(Dataset entries)
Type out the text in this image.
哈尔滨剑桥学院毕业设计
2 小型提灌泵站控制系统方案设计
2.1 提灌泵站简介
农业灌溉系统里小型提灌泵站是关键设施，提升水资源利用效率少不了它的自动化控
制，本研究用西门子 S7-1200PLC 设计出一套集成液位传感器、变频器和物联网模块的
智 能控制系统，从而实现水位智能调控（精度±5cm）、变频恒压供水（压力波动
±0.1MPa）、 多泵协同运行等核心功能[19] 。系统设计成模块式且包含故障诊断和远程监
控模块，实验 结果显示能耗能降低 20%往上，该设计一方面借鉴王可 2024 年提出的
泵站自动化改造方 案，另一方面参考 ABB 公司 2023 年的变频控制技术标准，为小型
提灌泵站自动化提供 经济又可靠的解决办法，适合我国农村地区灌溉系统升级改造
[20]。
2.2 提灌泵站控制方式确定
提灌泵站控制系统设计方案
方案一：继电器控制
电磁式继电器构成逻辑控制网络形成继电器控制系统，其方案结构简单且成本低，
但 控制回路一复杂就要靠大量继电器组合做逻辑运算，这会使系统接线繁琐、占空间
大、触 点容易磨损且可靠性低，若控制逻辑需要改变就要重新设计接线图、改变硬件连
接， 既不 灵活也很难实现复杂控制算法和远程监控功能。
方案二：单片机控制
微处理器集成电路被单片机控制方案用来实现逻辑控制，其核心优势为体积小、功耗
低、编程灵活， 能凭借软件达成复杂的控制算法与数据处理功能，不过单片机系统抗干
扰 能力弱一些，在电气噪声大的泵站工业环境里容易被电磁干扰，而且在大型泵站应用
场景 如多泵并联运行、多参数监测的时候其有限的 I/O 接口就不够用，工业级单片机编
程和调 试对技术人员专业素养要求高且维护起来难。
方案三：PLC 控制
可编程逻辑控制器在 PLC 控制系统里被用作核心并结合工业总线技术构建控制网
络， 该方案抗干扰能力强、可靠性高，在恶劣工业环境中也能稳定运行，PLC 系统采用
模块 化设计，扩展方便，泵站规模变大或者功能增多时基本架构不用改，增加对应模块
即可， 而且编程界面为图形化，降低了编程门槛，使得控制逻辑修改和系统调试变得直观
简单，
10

TASK DESCRIPTION: Retype every entry word for word.

FINISHED TASK:
Type out the text in this image.
哈尔滨剑桥学院毕业设计
2 小型提灌泵站控制系统方案设计
2.1 提灌泵站简介
农业灌溉系统里小型提灌泵站是关键设施，提升水资源利用效率少不了它的自动化控
制，本研究用西门子 S7-1200PLC 设计出一套集成液位传感器、变频器和物联网模块的
智 能控制系统，从而实现水位智能调控（精度±5cm）、变频恒压供水（压力波动
±0.1MPa）、 多泵协同运行等核心功能[19] 。系统设计成模块式且包含故障诊断和远程监
控模块，实验 结果显示能耗能降低 20%往上，该设计一方面借鉴王可 2024 年提出的
泵站自动化改造方 案，另一方面参考 ABB 公司 2023 年的变频控制技术标准，为小型
提灌泵站自动化提供 经济又可靠的解决办法，适合我国农村地区灌溉系统升级改造
[20]。
2.2 提灌泵站控制方式确定
提灌泵站控制系统设计方案
方案一：继电器控制
电磁式继电器构成逻辑控制网络形成继电器控制系统，其方案结构简单且成本低，
但 控制回路一复杂就要靠大量继电器组合做逻辑运算，这会使系统接线繁琐、占空间
大、触 点容易磨损且可靠性低，若控制逻辑需要改变就要重新设计接线图、改变硬件连
接， 既不 灵活也很难实现复杂控制算法和远程监控功能。
方案二：单片机控制
微处理器集成电路被单片机控制方案用来实现逻辑控制，其核心优势为体积小、功耗
低、编程灵活， 能凭借软件达成复杂的控制算法与数据处理功能，不过单片机系统抗干
扰 能力弱一些，在电气噪声大的泵站工业环境里容易被电磁干扰，而且在大型泵站应用
场景 如多泵并联运行、多参数监测的时候其有限的 I/O 接口就不够用，工业级单片机编
程和调 试对技术人员专业素养要求高且维护起来难。
方案三：PLC 控制
可编程逻辑控制器在 PLC 控制系统里被用作核心并结合工业总线技术构建控制网
络， 该方案抗干扰能力强、可靠性高，在恶劣工业环境中也能稳定运行，PLC 系统采用
模块 化设计，扩展方便，泵站规模变大或者功能增多时基本架构不用改，增加对应模块
即可， 而且编程界面为图形化，降低了编程门槛，使得控制逻辑修改和系统调试变得直观
简单，
10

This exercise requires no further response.